● MATERIAL:
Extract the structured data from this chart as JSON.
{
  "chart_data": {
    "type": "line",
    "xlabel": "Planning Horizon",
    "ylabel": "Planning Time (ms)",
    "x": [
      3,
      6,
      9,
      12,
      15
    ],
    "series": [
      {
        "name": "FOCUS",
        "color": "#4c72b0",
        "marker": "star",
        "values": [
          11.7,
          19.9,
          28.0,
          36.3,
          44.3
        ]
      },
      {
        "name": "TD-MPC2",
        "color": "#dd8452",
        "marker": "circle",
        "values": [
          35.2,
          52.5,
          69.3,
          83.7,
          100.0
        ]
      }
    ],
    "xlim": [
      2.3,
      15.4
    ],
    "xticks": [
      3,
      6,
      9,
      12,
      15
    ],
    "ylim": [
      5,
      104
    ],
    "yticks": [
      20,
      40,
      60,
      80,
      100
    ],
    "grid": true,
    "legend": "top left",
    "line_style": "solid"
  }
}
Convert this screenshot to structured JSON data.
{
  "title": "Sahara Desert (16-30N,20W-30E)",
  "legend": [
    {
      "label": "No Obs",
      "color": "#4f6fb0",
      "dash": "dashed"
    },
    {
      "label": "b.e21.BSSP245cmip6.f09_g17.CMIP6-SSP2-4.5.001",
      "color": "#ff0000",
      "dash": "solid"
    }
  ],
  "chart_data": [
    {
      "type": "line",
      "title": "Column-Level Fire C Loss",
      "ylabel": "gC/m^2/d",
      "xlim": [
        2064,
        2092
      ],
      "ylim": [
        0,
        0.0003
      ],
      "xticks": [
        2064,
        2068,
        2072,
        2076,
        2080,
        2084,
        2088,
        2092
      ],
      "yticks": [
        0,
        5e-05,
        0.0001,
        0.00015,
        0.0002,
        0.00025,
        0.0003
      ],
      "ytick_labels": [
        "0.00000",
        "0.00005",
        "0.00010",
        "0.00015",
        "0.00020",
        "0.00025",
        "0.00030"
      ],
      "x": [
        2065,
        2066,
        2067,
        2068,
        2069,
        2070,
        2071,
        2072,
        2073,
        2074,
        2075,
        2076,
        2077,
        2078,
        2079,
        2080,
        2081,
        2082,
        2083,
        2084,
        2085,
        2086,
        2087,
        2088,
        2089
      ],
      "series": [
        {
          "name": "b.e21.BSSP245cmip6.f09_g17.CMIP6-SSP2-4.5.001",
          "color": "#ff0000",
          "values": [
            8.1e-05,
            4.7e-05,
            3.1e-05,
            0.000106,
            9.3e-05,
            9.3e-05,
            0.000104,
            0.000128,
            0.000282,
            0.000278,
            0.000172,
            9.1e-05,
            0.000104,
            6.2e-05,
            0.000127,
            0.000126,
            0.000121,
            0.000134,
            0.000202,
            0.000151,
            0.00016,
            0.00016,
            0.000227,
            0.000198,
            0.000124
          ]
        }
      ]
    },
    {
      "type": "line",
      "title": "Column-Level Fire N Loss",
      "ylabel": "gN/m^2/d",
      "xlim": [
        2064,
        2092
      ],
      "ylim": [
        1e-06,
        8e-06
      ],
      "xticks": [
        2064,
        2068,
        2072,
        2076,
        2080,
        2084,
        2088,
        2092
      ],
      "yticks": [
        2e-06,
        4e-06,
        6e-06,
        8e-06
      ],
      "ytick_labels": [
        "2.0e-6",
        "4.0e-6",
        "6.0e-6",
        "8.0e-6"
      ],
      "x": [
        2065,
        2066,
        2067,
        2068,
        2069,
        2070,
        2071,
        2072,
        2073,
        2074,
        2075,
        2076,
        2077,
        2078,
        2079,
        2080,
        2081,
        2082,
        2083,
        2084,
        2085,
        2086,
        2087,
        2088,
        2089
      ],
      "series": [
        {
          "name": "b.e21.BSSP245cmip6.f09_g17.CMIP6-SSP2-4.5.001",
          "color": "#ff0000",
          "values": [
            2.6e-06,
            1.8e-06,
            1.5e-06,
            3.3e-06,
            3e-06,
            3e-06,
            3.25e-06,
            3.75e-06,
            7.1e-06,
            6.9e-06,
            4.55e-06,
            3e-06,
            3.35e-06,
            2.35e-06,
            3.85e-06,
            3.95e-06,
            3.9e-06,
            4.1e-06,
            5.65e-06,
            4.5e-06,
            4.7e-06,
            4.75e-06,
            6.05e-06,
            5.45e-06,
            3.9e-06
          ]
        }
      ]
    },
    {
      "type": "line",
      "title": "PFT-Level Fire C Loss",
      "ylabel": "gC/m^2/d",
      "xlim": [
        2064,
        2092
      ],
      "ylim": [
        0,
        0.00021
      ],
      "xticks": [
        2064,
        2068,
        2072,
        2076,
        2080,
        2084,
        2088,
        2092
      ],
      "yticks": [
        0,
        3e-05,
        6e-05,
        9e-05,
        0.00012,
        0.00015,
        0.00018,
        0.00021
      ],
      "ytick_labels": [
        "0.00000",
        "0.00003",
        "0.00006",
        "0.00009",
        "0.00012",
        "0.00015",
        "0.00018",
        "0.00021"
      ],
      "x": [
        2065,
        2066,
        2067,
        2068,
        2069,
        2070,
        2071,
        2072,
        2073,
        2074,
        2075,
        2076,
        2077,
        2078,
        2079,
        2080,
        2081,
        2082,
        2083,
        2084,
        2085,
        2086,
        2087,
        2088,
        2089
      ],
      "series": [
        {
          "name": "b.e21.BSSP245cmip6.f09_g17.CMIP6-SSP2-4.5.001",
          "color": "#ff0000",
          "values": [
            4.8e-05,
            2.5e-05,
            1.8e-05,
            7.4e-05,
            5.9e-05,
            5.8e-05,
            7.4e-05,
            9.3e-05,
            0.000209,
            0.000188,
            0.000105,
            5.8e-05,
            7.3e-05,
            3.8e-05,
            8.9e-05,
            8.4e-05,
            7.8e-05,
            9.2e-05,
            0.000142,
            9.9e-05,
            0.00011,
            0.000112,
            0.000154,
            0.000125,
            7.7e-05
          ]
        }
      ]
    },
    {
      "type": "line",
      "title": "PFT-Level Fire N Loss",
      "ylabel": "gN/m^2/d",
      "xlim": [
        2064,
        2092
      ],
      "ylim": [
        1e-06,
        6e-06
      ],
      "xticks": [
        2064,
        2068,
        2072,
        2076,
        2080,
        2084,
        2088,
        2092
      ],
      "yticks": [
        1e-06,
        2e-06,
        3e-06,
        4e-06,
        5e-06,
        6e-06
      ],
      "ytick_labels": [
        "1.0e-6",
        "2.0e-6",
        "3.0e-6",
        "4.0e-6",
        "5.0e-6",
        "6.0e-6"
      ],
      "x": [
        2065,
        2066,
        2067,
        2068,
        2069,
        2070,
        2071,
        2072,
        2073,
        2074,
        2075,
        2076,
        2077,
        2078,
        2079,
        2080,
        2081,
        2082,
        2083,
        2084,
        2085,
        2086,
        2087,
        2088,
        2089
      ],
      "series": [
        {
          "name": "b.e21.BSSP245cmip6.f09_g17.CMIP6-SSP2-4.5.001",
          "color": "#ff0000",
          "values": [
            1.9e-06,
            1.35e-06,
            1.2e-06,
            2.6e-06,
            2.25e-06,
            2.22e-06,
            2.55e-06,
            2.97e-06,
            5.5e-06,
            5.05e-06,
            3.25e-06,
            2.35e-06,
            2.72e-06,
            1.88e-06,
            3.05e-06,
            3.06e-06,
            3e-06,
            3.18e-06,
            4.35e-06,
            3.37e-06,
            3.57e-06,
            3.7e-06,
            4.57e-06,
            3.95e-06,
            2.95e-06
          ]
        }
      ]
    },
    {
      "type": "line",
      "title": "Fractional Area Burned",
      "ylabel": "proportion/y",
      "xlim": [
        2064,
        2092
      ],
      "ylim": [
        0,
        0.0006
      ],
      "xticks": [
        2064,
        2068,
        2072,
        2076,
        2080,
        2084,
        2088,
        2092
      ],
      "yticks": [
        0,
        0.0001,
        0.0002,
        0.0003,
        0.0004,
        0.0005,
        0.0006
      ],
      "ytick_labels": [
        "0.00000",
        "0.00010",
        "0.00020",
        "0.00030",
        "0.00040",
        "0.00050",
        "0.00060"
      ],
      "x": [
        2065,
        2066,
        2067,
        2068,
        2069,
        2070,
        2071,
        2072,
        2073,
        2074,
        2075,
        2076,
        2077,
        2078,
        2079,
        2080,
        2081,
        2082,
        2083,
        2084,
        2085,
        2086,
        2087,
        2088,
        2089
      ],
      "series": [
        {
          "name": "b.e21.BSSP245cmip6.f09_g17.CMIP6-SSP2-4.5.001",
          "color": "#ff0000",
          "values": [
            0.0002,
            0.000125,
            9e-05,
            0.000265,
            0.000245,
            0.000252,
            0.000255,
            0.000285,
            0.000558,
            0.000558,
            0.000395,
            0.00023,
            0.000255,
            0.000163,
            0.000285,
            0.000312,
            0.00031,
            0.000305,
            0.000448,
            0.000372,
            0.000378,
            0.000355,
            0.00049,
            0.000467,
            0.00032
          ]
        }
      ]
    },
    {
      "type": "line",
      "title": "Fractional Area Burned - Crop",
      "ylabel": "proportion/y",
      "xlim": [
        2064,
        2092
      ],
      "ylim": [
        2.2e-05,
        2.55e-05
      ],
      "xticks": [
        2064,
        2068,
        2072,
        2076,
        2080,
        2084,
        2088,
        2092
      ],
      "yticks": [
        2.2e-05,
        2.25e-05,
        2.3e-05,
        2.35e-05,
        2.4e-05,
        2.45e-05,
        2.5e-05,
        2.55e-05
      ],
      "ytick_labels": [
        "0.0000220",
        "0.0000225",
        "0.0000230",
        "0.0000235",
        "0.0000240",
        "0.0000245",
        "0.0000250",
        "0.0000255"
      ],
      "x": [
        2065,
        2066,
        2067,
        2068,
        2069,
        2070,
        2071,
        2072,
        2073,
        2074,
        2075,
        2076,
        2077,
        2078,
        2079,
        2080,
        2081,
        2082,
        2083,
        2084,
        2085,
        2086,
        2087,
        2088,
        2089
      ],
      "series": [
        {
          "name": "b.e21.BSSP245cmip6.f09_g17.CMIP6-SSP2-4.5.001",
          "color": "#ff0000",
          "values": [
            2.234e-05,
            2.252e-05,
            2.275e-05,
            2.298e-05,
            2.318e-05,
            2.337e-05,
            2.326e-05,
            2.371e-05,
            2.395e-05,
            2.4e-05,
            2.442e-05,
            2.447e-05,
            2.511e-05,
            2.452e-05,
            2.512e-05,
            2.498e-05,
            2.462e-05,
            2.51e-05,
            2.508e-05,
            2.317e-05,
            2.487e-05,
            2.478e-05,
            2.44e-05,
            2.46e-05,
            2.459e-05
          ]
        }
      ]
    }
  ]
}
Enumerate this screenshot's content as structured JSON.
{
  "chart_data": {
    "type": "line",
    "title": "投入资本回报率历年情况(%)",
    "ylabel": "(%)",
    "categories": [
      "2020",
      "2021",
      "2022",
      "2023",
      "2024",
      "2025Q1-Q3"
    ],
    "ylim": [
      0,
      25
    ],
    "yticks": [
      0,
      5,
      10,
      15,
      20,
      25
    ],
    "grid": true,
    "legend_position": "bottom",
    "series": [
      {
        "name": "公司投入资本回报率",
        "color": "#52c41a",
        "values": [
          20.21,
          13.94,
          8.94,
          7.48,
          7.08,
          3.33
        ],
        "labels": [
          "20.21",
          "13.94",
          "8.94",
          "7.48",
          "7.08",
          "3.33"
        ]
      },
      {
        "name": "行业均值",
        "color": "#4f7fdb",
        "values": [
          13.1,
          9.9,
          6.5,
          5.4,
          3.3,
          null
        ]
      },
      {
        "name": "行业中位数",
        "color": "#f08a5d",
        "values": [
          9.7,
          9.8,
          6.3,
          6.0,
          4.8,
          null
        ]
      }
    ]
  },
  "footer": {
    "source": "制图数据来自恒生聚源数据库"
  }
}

● STATED EXERCISE:
Copy all lines in the listing above where the string "Planning" appears.

● REPLY:
    "xlabel": "Planning Horizon",
    "ylabel": "Planning Time (ms)",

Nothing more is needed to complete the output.